▶ **Directions for this task**
Say how many lines of these entries include the word "Results", and answer with the number alone.

▶ **Exercise materials**
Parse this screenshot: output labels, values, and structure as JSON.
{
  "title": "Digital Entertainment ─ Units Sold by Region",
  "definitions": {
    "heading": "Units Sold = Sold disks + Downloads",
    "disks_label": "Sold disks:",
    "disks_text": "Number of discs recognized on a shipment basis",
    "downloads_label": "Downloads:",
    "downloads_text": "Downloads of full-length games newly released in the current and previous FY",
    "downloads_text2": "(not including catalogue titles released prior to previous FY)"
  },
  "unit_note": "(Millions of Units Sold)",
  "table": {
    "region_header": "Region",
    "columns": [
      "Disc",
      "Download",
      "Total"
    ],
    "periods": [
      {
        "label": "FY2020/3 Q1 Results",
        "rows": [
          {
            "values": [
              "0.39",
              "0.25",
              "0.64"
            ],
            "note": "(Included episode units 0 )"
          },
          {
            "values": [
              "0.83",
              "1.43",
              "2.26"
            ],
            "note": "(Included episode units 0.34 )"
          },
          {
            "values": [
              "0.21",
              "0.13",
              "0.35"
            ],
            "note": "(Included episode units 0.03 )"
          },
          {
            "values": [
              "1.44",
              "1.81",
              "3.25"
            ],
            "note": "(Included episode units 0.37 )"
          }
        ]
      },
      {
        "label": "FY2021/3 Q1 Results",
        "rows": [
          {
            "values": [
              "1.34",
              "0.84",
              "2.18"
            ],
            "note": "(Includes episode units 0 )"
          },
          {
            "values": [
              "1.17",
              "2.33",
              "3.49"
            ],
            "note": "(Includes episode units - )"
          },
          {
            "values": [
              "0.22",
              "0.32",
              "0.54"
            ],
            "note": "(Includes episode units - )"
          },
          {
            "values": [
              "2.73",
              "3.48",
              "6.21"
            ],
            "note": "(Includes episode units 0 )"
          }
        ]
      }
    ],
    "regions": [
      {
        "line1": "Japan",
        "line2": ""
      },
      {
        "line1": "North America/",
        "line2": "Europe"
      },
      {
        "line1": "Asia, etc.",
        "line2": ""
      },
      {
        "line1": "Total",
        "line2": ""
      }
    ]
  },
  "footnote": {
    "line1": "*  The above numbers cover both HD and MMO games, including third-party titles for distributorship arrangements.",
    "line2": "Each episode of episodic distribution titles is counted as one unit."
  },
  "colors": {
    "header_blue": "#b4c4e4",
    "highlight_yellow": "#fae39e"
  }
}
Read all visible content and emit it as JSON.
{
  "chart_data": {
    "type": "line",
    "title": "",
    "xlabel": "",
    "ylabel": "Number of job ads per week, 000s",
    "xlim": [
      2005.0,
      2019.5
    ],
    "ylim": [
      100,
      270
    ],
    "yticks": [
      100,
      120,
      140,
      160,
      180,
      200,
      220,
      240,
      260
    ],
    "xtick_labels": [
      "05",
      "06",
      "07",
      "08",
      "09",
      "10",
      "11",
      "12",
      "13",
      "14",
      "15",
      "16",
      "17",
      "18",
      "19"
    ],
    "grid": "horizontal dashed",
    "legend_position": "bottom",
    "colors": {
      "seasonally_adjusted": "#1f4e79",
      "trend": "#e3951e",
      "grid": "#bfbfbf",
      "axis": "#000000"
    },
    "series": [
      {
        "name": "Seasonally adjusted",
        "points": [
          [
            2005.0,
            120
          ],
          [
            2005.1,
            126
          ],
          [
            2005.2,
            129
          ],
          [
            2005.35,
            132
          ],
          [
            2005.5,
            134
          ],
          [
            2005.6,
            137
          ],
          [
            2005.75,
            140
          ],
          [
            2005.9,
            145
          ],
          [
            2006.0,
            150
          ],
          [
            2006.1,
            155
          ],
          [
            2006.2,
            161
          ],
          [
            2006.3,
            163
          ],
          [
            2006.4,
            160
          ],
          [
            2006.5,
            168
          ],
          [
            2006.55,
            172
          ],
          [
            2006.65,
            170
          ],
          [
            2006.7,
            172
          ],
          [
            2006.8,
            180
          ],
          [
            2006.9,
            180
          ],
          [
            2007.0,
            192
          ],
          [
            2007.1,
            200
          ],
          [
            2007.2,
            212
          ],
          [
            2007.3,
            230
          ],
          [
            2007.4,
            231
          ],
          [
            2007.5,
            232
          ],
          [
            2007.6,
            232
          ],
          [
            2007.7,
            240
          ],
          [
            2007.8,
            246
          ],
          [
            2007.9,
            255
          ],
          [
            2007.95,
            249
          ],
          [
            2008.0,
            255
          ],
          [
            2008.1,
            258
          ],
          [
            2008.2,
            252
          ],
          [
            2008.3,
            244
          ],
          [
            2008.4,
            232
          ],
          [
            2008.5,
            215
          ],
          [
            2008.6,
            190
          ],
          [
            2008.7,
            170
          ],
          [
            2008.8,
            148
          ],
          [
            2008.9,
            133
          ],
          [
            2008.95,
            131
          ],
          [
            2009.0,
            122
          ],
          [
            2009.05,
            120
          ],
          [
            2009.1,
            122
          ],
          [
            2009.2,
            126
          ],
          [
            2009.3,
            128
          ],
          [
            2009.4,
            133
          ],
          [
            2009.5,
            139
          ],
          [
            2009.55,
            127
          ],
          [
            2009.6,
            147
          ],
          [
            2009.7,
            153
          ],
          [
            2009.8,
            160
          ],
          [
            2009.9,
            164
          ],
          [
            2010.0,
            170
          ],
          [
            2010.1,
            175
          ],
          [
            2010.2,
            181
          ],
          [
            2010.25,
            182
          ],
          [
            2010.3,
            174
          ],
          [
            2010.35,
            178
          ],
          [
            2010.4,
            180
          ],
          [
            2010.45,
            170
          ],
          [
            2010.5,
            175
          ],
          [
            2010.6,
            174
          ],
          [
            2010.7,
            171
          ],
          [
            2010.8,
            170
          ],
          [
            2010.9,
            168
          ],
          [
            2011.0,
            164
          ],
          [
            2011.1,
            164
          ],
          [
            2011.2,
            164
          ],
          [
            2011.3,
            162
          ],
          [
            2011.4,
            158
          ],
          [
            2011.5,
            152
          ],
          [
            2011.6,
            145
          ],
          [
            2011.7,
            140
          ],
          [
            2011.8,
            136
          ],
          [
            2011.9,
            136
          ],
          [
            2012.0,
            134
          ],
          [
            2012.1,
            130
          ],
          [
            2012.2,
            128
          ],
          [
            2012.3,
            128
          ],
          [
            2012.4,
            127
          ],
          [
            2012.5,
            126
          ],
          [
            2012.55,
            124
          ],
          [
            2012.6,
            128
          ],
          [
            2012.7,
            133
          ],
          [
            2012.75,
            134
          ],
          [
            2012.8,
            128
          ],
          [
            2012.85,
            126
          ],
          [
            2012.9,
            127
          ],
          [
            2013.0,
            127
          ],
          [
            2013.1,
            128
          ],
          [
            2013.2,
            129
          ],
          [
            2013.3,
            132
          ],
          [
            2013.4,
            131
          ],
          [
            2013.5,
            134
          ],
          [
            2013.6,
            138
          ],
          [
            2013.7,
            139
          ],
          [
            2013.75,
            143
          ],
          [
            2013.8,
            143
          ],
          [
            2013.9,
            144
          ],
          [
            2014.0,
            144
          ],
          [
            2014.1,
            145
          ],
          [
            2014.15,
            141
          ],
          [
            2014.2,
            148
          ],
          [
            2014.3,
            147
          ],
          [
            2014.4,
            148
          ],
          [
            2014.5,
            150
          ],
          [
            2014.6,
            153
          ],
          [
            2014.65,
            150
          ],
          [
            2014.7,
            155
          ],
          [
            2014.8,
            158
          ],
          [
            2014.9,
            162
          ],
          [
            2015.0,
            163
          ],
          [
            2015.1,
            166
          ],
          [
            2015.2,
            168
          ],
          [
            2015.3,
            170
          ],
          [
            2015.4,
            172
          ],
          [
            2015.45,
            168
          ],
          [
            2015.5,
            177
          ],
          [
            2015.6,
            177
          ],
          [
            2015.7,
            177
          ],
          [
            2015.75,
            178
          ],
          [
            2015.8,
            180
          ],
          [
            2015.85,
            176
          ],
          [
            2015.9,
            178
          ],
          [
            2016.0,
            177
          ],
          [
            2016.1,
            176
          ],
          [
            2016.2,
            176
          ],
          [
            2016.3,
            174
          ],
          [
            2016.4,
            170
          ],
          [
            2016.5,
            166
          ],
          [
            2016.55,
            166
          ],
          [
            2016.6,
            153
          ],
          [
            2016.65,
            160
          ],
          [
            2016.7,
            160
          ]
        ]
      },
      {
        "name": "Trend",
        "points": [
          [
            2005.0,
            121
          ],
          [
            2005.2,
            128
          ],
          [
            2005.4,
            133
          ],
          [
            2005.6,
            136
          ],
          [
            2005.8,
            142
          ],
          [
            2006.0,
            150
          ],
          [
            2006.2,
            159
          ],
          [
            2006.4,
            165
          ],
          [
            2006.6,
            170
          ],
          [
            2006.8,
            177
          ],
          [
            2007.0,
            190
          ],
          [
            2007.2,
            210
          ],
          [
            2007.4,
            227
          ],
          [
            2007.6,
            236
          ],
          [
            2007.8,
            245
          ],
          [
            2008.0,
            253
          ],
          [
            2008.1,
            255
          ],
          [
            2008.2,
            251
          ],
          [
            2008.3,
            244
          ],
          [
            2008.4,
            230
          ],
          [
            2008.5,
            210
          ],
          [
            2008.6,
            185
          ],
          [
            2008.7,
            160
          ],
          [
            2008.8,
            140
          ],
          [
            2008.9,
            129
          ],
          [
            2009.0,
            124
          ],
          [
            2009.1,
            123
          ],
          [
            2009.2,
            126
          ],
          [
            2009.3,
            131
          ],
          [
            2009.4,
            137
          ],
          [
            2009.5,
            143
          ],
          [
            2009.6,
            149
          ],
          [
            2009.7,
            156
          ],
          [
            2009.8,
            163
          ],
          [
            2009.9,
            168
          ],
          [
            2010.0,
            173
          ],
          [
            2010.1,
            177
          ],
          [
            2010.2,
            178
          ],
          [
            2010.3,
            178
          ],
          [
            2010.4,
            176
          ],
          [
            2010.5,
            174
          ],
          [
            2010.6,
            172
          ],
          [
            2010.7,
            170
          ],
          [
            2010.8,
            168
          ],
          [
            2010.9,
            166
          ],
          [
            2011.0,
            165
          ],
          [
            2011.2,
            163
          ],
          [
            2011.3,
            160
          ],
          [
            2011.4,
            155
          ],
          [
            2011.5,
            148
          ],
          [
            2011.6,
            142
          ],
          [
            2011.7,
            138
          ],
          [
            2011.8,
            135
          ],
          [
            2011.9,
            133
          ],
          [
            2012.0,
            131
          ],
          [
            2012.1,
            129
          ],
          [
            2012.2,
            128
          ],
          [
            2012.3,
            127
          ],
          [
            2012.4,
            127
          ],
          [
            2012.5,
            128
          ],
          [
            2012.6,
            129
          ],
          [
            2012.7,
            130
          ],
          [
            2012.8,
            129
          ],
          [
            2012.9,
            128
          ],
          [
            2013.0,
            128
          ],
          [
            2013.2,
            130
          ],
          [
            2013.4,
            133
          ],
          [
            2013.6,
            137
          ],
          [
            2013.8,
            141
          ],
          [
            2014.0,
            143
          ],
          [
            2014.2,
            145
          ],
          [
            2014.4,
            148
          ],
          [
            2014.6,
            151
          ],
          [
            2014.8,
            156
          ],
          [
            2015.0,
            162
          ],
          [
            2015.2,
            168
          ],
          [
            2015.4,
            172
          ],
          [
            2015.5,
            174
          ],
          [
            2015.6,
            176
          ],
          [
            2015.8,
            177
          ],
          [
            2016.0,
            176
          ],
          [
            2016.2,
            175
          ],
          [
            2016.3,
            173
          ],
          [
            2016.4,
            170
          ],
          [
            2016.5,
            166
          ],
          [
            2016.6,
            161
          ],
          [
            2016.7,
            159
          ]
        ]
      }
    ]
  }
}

▶ **Output for this task**
2